_Description of the task_.
Copy the data below exactly.

_Record extracts_.
╔══

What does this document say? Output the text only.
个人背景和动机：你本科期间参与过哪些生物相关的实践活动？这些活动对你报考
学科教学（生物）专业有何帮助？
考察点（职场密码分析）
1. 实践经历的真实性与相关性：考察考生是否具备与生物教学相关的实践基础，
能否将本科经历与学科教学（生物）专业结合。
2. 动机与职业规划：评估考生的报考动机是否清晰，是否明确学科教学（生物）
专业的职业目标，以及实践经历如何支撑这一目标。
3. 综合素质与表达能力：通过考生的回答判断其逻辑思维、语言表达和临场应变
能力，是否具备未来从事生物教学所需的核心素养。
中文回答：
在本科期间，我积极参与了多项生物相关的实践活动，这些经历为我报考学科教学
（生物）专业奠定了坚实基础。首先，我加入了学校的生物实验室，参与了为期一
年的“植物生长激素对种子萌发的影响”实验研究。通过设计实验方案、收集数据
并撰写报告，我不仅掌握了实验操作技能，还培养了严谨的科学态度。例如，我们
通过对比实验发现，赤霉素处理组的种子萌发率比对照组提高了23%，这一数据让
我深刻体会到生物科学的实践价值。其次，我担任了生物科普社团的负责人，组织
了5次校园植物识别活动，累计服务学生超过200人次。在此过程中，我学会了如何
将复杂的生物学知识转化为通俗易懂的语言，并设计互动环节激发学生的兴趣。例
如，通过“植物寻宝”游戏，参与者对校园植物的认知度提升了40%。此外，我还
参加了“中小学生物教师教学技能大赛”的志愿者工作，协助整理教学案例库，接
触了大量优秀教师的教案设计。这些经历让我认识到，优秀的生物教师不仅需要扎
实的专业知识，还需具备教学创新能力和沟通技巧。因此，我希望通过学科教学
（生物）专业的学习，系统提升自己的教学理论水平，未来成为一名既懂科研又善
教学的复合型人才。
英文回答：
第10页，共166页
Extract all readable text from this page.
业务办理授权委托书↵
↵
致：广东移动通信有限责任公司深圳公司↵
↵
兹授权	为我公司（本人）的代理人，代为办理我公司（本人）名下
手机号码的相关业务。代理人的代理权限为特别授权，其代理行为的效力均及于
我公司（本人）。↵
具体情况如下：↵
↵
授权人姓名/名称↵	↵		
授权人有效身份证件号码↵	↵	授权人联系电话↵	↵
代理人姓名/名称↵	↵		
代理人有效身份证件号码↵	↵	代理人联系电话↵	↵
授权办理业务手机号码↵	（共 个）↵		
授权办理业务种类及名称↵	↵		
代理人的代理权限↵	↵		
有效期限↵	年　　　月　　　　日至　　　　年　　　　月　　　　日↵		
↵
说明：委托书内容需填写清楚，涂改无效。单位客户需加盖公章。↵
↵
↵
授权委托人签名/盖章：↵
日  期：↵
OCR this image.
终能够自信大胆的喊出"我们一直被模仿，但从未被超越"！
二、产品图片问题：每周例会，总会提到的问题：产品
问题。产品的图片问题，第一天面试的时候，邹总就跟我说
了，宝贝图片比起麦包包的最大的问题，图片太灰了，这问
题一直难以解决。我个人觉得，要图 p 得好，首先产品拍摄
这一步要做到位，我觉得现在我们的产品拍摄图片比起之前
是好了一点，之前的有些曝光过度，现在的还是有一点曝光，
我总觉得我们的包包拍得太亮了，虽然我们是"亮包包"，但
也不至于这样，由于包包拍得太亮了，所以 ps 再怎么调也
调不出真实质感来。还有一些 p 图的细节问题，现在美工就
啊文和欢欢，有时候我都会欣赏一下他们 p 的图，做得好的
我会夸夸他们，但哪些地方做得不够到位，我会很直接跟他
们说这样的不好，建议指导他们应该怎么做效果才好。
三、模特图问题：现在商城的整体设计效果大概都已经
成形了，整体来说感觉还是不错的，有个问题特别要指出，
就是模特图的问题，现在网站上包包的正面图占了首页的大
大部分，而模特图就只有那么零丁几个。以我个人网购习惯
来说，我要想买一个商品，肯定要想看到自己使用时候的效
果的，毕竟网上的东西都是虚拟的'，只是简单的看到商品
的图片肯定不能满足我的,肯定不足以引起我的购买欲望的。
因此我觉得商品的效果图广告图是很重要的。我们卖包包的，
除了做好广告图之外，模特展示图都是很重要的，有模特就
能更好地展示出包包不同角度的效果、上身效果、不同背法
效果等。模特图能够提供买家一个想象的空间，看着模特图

╚══

_Task response_.
What does this document say? Output the text only.
个人背景和动机：你本科期间参与过哪些生物相关的实践活动？这些活动对你报考
学科教学（生物）专业有何帮助？
考察点（职场密码分析）
1. 实践经历的真实性与相关性：考察考生是否具备与生物教学相关的实践基础，
能否将本科经历与学科教学（生物）专业结合。
2. 动机与职业规划：评估考生的报考动机是否清晰，是否明确学科教学（生物）
专业的职业目标，以及实践经历如何支撑这一目标。
3. 综合素质与表达能力：通过考生的回答判断其逻辑思维、语言表达和临场应变
能力，是否具备未来从事生物教学所需的核心素养。
中文回答：
在本科期间，我积极参与了多项生物相关的实践活动，这些经历为我报考学科教学
（生物）专业奠定了坚实基础。首先，我加入了学校的生物实验室，参与了为期一
年的“植物生长激素对种子萌发的影响”实验研究。通过设计实验方案、收集数据
并撰写报告，我不仅掌握了实验操作技能，还培养了严谨的科学态度。例如，我们
通过对比实验发现，赤霉素处理组的种子萌发率比对照组提高了23%，这一数据让
我深刻体会到生物科学的实践价值。其次，我担任了生物科普社团的负责人，组织
了5次校园植物识别活动，累计服务学生超过200人次。在此过程中，我学会了如何
将复杂的生物学知识转化为通俗易懂的语言，并设计互动环节激发学生的兴趣。例
如，通过“植物寻宝”游戏，参与者对校园植物的认知度提升了40%。此外，我还
参加了“中小学生物教师教学技能大赛”的志愿者工作，协助整理教学案例库，接
触了大量优秀教师的教案设计。这些经历让我认识到，优秀的生物教师不仅需要扎
实的专业知识，还需具备教学创新能力和沟通技巧。因此，我希望通过学科教学
（生物）专业的学习，系统提升自己的教学理论水平，未来成为一名既懂科研又善
教学的复合型人才。
英文回答：
第10页，共166页
Extract all readable text from this page.
业务办理授权委托书↵
↵
致：广东移动通信有限责任公司深圳公司↵
↵
兹授权	为我公司（本人）的代理人，代为办理我公司（本人）名下
手机号码的相关业务。代理人的代理权限为特别授权，其代理行为的效力均及于
我公司（本人）。↵
具体情况如下：↵
↵
授权人姓名/名称↵	↵		
授权人有效身份证件号码↵	↵	授权人联系电话↵	↵
代理人姓名/名称↵	↵		
代理人有效身份证件号码↵	↵	代理人联系电话↵	↵
授权办理业务手机号码↵	（共 个）↵		
授权办理业务种类及名称↵	↵		
代理人的代理权限↵	↵		
有效期限↵	年　　　月　　　　日至　　　　年　　　　月　　　　日↵		
↵
说明：委托书内容需填写清楚，涂改无效。单位客户需加盖公章。↵
↵
↵
授权委托人签名/盖章：↵
日  期：↵
OCR this image.
终能够自信大胆的喊出"我们一直被模仿，但从未被超越"！
二、产品图片问题：每周例会，总会提到的问题：产品
问题。产品的图片问题，第一天面试的时候，邹总就跟我说
了，宝贝图片比起麦包包的最大的问题，图片太灰了，这问
题一直难以解决。我个人觉得，要图 p 得好，首先产品拍摄
这一步要做到位，我觉得现在我们的产品拍摄图片比起之前
是好了一点，之前的有些曝光过度，现在的还是有一点曝光，
我总觉得我们的包包拍得太亮了，虽然我们是"亮包包"，但
也不至于这样，由于包包拍得太亮了，所以 ps 再怎么调也
调不出真实质感来。还有一些 p 图的细节问题，现在美工就
啊文和欢欢，有时候我都会欣赏一下他们 p 的图，做得好的
我会夸夸他们，但哪些地方做得不够到位，我会很直接跟他
们说这样的不好，建议指导他们应该怎么做效果才好。
三、模特图问题：现在商城的整体设计效果大概都已经
成形了，整体来说感觉还是不错的，有个问题特别要指出，
就是模特图的问题，现在网站上包包的正面图占了首页的大
大部分，而模特图就只有那么零丁几个。以我个人网购习惯
来说，我要想买一个商品，肯定要想看到自己使用时候的效
果的，毕竟网上的东西都是虚拟的'，只是简单的看到商品
的图片肯定不能满足我的,肯定不足以引起我的购买欲望的。
因此我觉得商品的效果图广告图是很重要的。我们卖包包的，
除了做好广告图之外，模特展示图都是很重要的，有模特就
能更好地展示出包包不同角度的效果、上身效果、不同背法
效果等。模特图能够提供买家一个想象的空间，看着模特图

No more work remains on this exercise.